Instructions for the task: Search the listing for the string "must" and copy every line that contains it.

------------------------

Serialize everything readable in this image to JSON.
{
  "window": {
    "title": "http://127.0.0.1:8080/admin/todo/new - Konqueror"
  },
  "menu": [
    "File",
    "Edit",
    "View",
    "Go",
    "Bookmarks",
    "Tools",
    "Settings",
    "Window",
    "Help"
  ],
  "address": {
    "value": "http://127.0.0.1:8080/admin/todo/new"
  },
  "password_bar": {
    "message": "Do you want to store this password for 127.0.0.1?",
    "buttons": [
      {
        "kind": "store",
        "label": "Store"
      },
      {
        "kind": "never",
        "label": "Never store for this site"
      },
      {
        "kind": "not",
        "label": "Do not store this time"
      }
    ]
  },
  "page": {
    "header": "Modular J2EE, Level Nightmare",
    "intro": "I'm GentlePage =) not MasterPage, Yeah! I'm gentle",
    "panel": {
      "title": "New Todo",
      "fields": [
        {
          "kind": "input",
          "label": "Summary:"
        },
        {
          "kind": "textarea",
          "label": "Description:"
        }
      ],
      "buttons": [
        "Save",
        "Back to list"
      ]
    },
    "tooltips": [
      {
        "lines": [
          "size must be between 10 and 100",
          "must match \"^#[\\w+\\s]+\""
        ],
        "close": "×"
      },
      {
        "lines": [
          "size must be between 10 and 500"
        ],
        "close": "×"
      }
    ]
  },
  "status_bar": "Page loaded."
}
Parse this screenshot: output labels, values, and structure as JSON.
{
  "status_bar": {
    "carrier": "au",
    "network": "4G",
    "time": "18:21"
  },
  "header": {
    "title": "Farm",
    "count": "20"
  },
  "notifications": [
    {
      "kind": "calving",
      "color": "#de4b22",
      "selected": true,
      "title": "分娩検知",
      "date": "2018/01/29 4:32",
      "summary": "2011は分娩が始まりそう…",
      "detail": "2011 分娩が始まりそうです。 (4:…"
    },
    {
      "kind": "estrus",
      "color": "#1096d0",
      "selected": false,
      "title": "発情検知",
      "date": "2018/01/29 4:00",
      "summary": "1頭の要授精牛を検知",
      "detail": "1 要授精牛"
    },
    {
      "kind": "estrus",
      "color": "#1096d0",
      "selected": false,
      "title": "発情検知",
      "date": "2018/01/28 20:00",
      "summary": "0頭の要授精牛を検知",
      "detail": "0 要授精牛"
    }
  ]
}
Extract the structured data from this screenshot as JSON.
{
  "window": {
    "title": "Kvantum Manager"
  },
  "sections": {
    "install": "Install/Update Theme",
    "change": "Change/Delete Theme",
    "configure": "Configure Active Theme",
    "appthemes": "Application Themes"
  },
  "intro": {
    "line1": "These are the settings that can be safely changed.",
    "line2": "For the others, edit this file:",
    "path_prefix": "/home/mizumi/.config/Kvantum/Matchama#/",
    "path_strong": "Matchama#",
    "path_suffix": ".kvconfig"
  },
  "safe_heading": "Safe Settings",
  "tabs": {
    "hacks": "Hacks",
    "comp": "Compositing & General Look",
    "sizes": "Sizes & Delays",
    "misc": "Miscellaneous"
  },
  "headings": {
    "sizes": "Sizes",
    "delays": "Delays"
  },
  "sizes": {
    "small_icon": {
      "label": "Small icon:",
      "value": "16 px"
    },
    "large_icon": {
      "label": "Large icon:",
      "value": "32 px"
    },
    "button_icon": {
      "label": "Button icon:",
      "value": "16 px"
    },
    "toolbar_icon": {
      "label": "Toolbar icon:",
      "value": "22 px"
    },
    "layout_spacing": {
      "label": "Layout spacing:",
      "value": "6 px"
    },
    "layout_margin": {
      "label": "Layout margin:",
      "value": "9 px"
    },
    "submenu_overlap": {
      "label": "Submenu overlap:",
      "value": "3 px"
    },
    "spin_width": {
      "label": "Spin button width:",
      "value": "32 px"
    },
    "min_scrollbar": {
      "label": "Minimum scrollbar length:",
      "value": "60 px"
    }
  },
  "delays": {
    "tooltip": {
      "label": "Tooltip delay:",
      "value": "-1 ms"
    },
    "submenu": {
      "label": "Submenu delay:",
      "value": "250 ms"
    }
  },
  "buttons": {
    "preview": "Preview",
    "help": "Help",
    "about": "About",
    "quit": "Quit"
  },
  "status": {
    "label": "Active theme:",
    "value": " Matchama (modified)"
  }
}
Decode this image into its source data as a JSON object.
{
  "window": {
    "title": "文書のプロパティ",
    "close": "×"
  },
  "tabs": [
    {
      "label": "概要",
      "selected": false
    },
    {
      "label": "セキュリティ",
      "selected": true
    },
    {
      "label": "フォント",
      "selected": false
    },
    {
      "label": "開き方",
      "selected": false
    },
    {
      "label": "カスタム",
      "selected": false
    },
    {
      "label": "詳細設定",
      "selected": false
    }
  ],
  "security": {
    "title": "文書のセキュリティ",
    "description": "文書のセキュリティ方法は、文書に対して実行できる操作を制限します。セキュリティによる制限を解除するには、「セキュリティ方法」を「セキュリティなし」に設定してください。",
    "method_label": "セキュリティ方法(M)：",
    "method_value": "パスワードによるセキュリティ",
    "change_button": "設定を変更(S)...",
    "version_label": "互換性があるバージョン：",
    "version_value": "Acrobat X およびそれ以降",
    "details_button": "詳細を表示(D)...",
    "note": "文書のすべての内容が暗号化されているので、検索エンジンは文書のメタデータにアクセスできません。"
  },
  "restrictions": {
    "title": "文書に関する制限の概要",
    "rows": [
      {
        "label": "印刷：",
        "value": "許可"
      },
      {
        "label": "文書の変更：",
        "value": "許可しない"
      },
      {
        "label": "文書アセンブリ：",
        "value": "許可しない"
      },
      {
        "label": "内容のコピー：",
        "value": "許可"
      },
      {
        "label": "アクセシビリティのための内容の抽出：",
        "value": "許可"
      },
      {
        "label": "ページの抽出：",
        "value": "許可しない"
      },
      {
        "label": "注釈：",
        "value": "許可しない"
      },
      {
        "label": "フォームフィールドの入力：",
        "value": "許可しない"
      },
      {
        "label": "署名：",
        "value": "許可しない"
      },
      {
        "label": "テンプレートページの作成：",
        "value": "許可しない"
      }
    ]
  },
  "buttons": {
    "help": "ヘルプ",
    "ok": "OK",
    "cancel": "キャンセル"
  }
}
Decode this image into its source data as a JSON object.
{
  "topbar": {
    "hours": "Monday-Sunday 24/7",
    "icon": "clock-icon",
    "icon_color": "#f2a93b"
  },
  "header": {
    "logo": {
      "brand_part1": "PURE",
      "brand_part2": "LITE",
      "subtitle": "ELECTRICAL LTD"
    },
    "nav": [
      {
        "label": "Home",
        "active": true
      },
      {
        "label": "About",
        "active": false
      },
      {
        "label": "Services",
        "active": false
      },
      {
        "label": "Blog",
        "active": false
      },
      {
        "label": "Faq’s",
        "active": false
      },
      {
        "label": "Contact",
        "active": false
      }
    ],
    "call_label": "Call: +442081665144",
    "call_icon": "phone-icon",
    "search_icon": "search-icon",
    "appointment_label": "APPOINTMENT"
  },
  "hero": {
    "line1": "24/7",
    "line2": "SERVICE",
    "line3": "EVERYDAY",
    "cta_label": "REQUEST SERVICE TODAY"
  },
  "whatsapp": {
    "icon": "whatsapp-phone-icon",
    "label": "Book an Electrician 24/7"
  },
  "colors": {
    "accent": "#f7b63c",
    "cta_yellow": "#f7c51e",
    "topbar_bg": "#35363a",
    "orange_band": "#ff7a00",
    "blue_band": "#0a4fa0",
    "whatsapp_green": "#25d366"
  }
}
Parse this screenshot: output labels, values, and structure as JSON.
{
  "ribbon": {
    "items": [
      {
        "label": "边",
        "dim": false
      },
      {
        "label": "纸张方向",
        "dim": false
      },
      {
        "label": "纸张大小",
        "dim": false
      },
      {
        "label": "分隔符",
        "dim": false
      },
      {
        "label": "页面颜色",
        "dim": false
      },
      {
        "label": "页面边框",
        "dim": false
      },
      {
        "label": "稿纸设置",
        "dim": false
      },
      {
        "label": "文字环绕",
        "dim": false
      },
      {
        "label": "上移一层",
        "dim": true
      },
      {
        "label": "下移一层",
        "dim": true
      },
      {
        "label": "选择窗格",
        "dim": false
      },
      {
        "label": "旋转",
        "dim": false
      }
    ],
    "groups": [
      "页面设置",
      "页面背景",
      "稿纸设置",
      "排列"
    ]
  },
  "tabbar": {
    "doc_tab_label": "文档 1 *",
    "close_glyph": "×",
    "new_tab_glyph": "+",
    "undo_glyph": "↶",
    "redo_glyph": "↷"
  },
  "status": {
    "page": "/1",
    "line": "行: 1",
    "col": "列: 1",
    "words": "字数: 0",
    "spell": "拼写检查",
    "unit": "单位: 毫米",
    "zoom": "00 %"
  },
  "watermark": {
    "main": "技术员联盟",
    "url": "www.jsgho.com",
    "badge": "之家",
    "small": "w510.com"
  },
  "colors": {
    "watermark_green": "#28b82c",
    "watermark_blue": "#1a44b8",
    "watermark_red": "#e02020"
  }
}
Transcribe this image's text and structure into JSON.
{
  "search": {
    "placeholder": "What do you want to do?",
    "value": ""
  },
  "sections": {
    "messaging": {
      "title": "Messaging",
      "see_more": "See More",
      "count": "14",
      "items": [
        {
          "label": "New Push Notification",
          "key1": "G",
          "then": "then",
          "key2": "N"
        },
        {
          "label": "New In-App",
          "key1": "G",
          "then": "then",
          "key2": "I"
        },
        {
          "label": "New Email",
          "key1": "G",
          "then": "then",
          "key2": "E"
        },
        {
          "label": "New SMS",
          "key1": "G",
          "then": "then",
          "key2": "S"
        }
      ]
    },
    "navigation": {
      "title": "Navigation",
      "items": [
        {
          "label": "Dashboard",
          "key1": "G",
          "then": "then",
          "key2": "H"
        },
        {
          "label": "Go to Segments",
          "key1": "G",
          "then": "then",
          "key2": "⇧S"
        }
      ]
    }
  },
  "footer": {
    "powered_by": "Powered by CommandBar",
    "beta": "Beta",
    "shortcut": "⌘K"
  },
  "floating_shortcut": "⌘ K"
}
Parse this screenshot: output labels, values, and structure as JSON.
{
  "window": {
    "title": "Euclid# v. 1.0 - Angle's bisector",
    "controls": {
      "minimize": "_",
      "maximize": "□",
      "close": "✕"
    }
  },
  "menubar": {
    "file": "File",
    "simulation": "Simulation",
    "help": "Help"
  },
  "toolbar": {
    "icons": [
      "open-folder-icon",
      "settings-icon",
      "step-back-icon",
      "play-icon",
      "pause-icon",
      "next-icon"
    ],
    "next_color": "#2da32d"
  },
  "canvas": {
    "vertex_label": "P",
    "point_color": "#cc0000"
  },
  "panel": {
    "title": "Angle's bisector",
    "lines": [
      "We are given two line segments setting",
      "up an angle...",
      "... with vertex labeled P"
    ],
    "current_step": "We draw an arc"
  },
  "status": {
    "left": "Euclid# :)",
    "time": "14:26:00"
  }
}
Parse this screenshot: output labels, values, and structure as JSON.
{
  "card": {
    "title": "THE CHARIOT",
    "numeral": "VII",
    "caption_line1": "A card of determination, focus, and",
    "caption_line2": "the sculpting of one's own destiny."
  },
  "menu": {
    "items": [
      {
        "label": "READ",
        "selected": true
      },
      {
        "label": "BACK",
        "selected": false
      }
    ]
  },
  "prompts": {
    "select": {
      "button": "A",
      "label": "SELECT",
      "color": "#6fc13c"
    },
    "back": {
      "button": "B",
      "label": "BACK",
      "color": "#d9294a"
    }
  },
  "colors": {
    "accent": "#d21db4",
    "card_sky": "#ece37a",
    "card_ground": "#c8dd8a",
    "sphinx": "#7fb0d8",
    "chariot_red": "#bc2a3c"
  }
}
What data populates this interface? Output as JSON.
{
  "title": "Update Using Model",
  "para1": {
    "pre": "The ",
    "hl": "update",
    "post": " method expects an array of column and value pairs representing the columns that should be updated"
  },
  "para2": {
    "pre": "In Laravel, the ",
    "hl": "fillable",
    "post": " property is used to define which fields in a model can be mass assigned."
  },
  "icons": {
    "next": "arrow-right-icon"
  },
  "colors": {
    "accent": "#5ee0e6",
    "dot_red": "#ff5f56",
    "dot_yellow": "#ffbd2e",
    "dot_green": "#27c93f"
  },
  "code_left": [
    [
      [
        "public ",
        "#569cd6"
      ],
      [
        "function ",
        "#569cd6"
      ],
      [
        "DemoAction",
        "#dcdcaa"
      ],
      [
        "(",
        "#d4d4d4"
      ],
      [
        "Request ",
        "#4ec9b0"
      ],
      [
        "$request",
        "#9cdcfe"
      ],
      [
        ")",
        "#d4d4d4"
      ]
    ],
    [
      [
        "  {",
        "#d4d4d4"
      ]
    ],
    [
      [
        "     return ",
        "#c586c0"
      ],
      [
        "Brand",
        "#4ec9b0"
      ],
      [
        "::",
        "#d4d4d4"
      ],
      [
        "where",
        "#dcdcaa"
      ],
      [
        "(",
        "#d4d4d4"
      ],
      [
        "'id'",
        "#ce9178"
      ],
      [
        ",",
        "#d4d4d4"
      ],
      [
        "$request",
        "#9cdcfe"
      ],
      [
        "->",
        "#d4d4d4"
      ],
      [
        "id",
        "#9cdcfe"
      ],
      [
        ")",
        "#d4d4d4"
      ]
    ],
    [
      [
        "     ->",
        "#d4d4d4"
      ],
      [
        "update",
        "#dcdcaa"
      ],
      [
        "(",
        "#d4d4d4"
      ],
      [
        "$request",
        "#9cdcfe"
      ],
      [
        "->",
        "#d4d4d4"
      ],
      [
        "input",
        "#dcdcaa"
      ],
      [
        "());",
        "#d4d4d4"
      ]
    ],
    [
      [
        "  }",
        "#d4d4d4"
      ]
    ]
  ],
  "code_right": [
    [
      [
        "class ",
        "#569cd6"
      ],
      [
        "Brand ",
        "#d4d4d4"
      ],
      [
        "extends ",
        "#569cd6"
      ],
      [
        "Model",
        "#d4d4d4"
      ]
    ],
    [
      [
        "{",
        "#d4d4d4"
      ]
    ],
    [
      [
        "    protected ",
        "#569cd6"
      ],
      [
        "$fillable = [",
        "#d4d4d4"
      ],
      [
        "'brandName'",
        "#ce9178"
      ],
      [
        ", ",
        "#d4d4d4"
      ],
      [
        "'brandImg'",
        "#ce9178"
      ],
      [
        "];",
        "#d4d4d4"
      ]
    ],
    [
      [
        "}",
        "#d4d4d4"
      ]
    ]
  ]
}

------------------------

Response to this exercise:
          "size must be between 10 and 100",
          "must match \"^#[\\w+\\s]+\""
          "size must be between 10 and 500"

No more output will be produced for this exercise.